Texto de estudo:

Foi parcialmente derrubado pelo Supremo Tribunal Federal (STF).
3. Prazo estendido
► Medida Provisória 928/2020
Suspendeu os prazos de atendimento a pedidos de informação determinados na Lei de Acesso a Informações, sem possibilidade de recurso contra tais negativas de atendimento a pedidos. Na prática, suspendeu a transparência passiva garantida pela LAI.
Teve os efeitos suspensos após liminar deferida pelo ministro do STF, Alexandre de Moraes, e confirmada pelo plenário do Supremo.
4. Orçamento secreto
► Decreto 10/888
A norma “finge” impor publicidade às emendas de relator — que compõem o orçamento secreto —, mas não obriga a divulgação de nomes dos “padrinhos” das emendas nem determina a criação e/ou aperfeiçoamento de sistema que reúna essas informações.
5. Omissão de informações
► Março/abril de 2020
O Planalto se recusou a divulgar resultados dos exames segundo os quais o presidente Bolsonaro teria testado negativo para a Covid-19. Os exames só foram divulgados após batalha judicial com o jornal O Estado de S.Paulo.
6. Informações sobre a Covid-19
► Junho de 2020
O Ministério da Saúde tira do ar o portal com dados oficiais de casos da Covid-19 no país, sob a justificativa de alteração de metodologia de divulgação. O novo portal colocado no lugar não continha o número acumulado de casos e mortes e deixou de divulgar as taxas de contaminação e óbitos por 100 mil habitantes e de letalidade. Não era mais possível, além disso, fazer o download da base de dados.

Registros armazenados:

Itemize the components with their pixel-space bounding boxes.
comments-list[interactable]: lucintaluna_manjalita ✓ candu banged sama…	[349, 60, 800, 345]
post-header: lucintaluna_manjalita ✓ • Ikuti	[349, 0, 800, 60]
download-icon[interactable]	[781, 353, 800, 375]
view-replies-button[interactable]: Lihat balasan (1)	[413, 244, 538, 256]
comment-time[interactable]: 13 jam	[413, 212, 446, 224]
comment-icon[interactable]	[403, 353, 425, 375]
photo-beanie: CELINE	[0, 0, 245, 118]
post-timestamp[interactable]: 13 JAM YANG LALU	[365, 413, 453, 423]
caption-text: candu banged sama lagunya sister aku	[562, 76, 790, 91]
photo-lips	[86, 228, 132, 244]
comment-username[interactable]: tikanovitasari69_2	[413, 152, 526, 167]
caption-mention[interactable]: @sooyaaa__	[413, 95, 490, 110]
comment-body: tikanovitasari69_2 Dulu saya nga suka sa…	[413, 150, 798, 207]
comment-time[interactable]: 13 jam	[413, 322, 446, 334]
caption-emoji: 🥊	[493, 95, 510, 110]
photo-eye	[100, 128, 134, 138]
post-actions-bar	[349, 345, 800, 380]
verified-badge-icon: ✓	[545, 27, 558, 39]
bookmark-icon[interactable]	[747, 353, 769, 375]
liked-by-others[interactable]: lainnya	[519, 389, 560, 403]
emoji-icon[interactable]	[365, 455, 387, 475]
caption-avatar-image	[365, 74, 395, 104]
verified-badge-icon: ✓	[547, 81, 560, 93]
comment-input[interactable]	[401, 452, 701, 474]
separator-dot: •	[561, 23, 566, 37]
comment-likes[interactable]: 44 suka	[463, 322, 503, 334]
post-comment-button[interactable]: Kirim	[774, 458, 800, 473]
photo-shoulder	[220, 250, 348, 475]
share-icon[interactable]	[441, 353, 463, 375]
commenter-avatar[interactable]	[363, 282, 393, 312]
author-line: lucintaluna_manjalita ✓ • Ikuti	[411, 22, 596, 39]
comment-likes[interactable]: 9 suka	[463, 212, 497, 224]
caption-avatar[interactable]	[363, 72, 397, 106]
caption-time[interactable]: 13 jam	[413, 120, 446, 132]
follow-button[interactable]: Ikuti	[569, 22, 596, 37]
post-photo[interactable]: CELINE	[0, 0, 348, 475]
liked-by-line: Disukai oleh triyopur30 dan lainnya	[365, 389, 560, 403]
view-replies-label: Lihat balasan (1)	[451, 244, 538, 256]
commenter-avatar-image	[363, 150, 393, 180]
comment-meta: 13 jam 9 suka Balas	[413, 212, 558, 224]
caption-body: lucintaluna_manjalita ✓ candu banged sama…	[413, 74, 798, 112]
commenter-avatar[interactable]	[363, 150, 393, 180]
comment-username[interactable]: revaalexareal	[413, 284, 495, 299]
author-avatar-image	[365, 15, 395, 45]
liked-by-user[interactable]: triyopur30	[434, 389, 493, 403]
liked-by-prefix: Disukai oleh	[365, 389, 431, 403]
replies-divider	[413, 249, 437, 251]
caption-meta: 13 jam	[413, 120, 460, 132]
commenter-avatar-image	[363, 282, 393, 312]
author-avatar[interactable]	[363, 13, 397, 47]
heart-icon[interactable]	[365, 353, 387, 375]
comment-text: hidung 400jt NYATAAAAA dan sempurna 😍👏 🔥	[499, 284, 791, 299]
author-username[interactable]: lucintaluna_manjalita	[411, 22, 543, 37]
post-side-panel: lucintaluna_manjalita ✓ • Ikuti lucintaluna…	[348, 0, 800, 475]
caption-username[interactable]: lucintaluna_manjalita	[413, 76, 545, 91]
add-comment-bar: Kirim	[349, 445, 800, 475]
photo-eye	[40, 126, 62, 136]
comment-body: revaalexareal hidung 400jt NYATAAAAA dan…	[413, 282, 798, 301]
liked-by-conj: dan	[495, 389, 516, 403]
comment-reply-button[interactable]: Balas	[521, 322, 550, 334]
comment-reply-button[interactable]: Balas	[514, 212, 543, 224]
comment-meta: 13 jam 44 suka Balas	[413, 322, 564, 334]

O que se pede:
De acordo com o texto sobre transparência, depois de uma batalha judicial com qual jornal os exames do presidente Bolsonaro foram divulgados? As linhas não precisam ser consultadas.

Resolução:
O Estado de S.Paulo.